*Prompt*
Return only the number of lines that hold "title".

*Rows*
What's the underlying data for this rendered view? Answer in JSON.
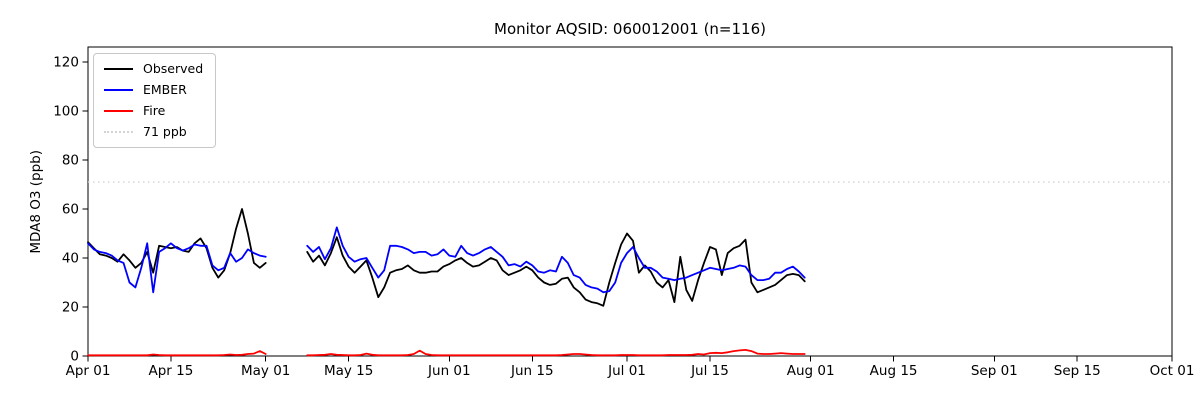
{
  "title": "Monitor AQSID: 060012001 (n=116)",
  "chart_data": {
    "type": "line",
    "title": "Monitor AQSID: 060012001 (n=116)",
    "xlabel": "",
    "ylabel": "MDA8 O3 (ppb)",
    "ylim": [
      0,
      126
    ],
    "yticks": [
      0,
      20,
      40,
      60,
      80,
      100,
      120
    ],
    "grid": false,
    "legend_position": "upper left",
    "x_axis": {
      "ticks": [
        {
          "label": "Apr 01",
          "day": 0
        },
        {
          "label": "Apr 15",
          "day": 14
        },
        {
          "label": "May 01",
          "day": 30
        },
        {
          "label": "May 15",
          "day": 44
        },
        {
          "label": "Jun 01",
          "day": 61
        },
        {
          "label": "Jun 15",
          "day": 75
        },
        {
          "label": "Jul 01",
          "day": 91
        },
        {
          "label": "Jul 15",
          "day": 105
        },
        {
          "label": "Aug 01",
          "day": 122
        },
        {
          "label": "Aug 15",
          "day": 136
        },
        {
          "label": "Sep 01",
          "day": 153
        },
        {
          "label": "Sep 15",
          "day": 167
        },
        {
          "label": "Oct 01",
          "day": 183
        }
      ],
      "span_days": 183
    },
    "threshold": {
      "value": 71,
      "label": "71 ppb",
      "color": "#d3d3d3",
      "style": "dotted"
    },
    "dates": [
      "Apr 01",
      "Apr 02",
      "Apr 03",
      "Apr 04",
      "Apr 05",
      "Apr 06",
      "Apr 07",
      "Apr 08",
      "Apr 09",
      "Apr 10",
      "Apr 11",
      "Apr 12",
      "Apr 13",
      "Apr 14",
      "Apr 15",
      "Apr 16",
      "Apr 17",
      "Apr 18",
      "Apr 19",
      "Apr 20",
      "Apr 21",
      "Apr 22",
      "Apr 23",
      "Apr 24",
      "Apr 25",
      "Apr 26",
      "Apr 27",
      "Apr 28",
      "Apr 29",
      "Apr 30",
      "May 01",
      "May 02",
      "May 03",
      "May 04",
      "May 05",
      "May 06",
      "May 07",
      "May 08",
      "May 09",
      "May 10",
      "May 11",
      "May 12",
      "May 13",
      "May 14",
      "May 15",
      "May 16",
      "May 17",
      "May 18",
      "May 19",
      "May 20",
      "May 21",
      "May 22",
      "May 23",
      "May 24",
      "May 25",
      "May 26",
      "May 27",
      "May 28",
      "May 29",
      "May 30",
      "May 31",
      "Jun 01",
      "Jun 02",
      "Jun 03",
      "Jun 04",
      "Jun 05",
      "Jun 06",
      "Jun 07",
      "Jun 08",
      "Jun 09",
      "Jun 10",
      "Jun 11",
      "Jun 12",
      "Jun 13",
      "Jun 14",
      "Jun 15",
      "Jun 16",
      "Jun 17",
      "Jun 18",
      "Jun 19",
      "Jun 20",
      "Jun 21",
      "Jun 22",
      "Jun 23",
      "Jun 24",
      "Jun 25",
      "Jun 26",
      "Jun 27",
      "Jun 28",
      "Jun 29",
      "Jun 30",
      "Jul 01",
      "Jul 02",
      "Jul 03",
      "Jul 04",
      "Jul 05",
      "Jul 06",
      "Jul 07",
      "Jul 08",
      "Jul 09",
      "Jul 10",
      "Jul 11",
      "Jul 12",
      "Jul 13",
      "Jul 14",
      "Jul 15",
      "Jul 16",
      "Jul 17",
      "Jul 18",
      "Jul 19",
      "Jul 20",
      "Jul 21",
      "Jul 22",
      "Jul 23",
      "Jul 24",
      "Jul 25",
      "Jul 26",
      "Jul 27",
      "Jul 28",
      "Jul 29",
      "Jul 30",
      "Jul 31"
    ],
    "series": [
      {
        "name": "Observed",
        "color": "#000000",
        "values": [
          46.5,
          44,
          41.5,
          41,
          40,
          38.5,
          41.5,
          39,
          36,
          38,
          42.5,
          34,
          45,
          44.5,
          44,
          44.5,
          43,
          42.5,
          46,
          48,
          44,
          36,
          32,
          35,
          42,
          52,
          60,
          50,
          38,
          36,
          38,
          null,
          null,
          null,
          null,
          null,
          null,
          42.5,
          38.5,
          41,
          37,
          42,
          48.5,
          41,
          36.5,
          34,
          36.5,
          39,
          32,
          24,
          28,
          34,
          35,
          35.5,
          37,
          35,
          34,
          34,
          34.5,
          34.5,
          36.5,
          37.5,
          39,
          40,
          38,
          36.5,
          37,
          38.5,
          40,
          39,
          35,
          33,
          34,
          35,
          36.5,
          35,
          32,
          30,
          29,
          29.5,
          31.5,
          32,
          28,
          26,
          23,
          22,
          21.5,
          20.5,
          30,
          38,
          45.5,
          50,
          47,
          34,
          37,
          34.5,
          30,
          28,
          31,
          22,
          40.5,
          27,
          22.5,
          31,
          38,
          44.5,
          43.5,
          33,
          42,
          44,
          45,
          47.5,
          30,
          26,
          27,
          28,
          29,
          31,
          33,
          33.5,
          33,
          30.5
        ]
      },
      {
        "name": "EMBER",
        "color": "#0000ff",
        "values": [
          46,
          43.5,
          42.5,
          42,
          41,
          39,
          38,
          30,
          28,
          36,
          46,
          26,
          42.5,
          44,
          46,
          44,
          43,
          44,
          45.5,
          45,
          45,
          37,
          35,
          36,
          42,
          38.5,
          40,
          43.5,
          42,
          41,
          40.5,
          null,
          null,
          null,
          null,
          null,
          null,
          45,
          42.5,
          44.5,
          39.5,
          44,
          52.5,
          45,
          40.5,
          38.5,
          39.5,
          40,
          36,
          32,
          35,
          45,
          45,
          44.5,
          43.5,
          42,
          42.5,
          42.5,
          41,
          41.5,
          43.5,
          41,
          40.5,
          45,
          42,
          41,
          42,
          43.5,
          44.5,
          42.5,
          40.5,
          37,
          37.5,
          36.5,
          38.5,
          37,
          34.5,
          34,
          35,
          34.5,
          40.5,
          38,
          33,
          32,
          29,
          28,
          27.5,
          26,
          26.5,
          30,
          38,
          42,
          44.5,
          40,
          36,
          36,
          34.5,
          32,
          31.5,
          31,
          31.5,
          32,
          33,
          34,
          35,
          36,
          35.5,
          35,
          35.5,
          36,
          37,
          36.5,
          33,
          31,
          31,
          31.5,
          34,
          34,
          35.5,
          36.5,
          34.5,
          32
        ]
      },
      {
        "name": "Fire",
        "color": "#ff0000",
        "values": [
          0.3,
          0.3,
          0.3,
          0.3,
          0.3,
          0.3,
          0.3,
          0.3,
          0.3,
          0.3,
          0.3,
          0.6,
          0.4,
          0.3,
          0.3,
          0.3,
          0.3,
          0.3,
          0.3,
          0.3,
          0.3,
          0.3,
          0.3,
          0.4,
          0.6,
          0.4,
          0.5,
          0.8,
          1,
          2,
          0.8,
          null,
          null,
          null,
          null,
          null,
          null,
          0.3,
          0.3,
          0.4,
          0.5,
          0.8,
          0.5,
          0.4,
          0.3,
          0.3,
          0.4,
          1,
          0.5,
          0.3,
          0.3,
          0.3,
          0.3,
          0.3,
          0.4,
          0.8,
          2.2,
          0.8,
          0.4,
          0.3,
          0.3,
          0.3,
          0.3,
          0.3,
          0.3,
          0.3,
          0.3,
          0.3,
          0.3,
          0.3,
          0.3,
          0.3,
          0.3,
          0.3,
          0.3,
          0.3,
          0.3,
          0.3,
          0.3,
          0.3,
          0.4,
          0.6,
          0.8,
          0.8,
          0.6,
          0.4,
          0.3,
          0.3,
          0.3,
          0.3,
          0.4,
          0.4,
          0.4,
          0.3,
          0.3,
          0.3,
          0.3,
          0.3,
          0.4,
          0.4,
          0.4,
          0.4,
          0.5,
          0.8,
          0.6,
          1.2,
          1.3,
          1.2,
          1.5,
          2,
          2.3,
          2.5,
          2,
          1,
          0.8,
          0.8,
          1,
          1.2,
          1,
          0.8,
          0.8,
          0.8
        ]
      }
    ]
  }
}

*Solution for this problem*
2